Collected data:
═══
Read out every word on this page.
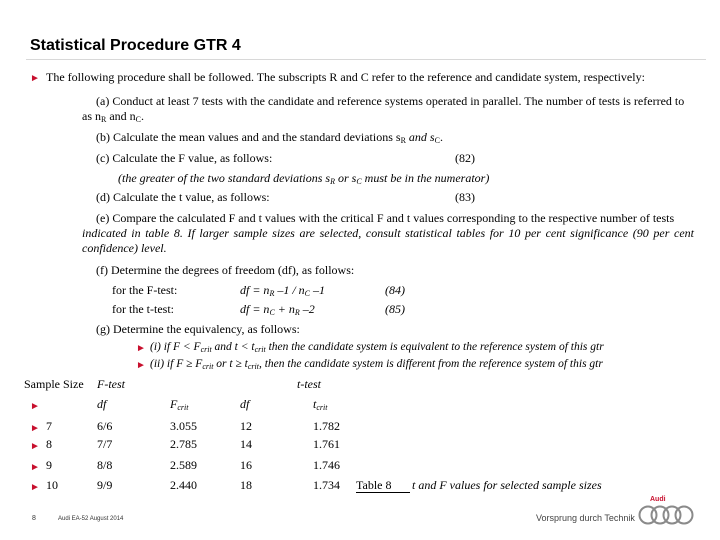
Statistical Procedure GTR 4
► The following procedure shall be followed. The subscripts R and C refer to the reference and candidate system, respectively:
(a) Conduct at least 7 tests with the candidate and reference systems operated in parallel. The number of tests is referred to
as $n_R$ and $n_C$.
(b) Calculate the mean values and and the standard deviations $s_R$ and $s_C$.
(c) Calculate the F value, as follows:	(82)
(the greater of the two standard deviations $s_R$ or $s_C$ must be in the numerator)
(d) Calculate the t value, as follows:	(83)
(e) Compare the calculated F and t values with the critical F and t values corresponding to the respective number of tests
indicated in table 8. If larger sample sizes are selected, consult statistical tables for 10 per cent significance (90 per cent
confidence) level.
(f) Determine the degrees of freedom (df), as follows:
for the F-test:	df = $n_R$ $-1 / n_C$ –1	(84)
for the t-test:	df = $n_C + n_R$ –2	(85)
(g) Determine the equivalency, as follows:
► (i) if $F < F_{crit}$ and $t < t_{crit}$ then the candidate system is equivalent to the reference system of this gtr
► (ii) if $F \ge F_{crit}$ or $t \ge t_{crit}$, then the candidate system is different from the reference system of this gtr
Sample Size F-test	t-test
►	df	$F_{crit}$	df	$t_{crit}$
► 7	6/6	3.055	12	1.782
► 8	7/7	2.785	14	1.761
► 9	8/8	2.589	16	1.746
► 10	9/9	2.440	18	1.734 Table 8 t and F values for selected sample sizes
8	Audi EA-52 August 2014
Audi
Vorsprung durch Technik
═══
### Problem to solve
Transcribe every record above exactly as written, leaving out any pictures.

### Exercise result
Read out every word on this page.
Statistical Procedure GTR 4
► The following procedure shall be followed. The subscripts R and C refer to the reference and candidate system, respectively:
(a) Conduct at least 7 tests with the candidate and reference systems operated in parallel. The number of tests is referred to
as $n_R$ and $n_C$.
(b) Calculate the mean values and and the standard deviations $s_R$ and $s_C$.
(c) Calculate the F value, as follows:	(82)
(the greater of the two standard deviations $s_R$ or $s_C$ must be in the numerator)
(d) Calculate the t value, as follows:	(83)
(e) Compare the calculated F and t values with the critical F and t values corresponding to the respective number of tests
indicated in table 8. If larger sample sizes are selected, consult statistical tables for 10 per cent significance (90 per cent
confidence) level.
(f) Determine the degrees of freedom (df), as follows:
for the F-test:	df = $n_R$ $-1 / n_C$ –1	(84)
for the t-test:	df = $n_C + n_R$ –2	(85)
(g) Determine the equivalency, as follows:
► (i) if $F < F_{crit}$ and $t < t_{crit}$ then the candidate system is equivalent to the reference system of this gtr
► (ii) if $F \ge F_{crit}$ or $t \ge t_{crit}$, then the candidate system is different from the reference system of this gtr
Sample Size F-test	t-test
►	df	$F_{crit}$	df	$t_{crit}$
► 7	6/6	3.055	12	1.782
► 8	7/7	2.785	14	1.761
► 9	8/8	2.589	16	1.746
► 10	9/9	2.440	18	1.734 Table 8 t and F values for selected sample sizes
8	Audi EA-52 August 2014
Audi
Vorsprung durch Technik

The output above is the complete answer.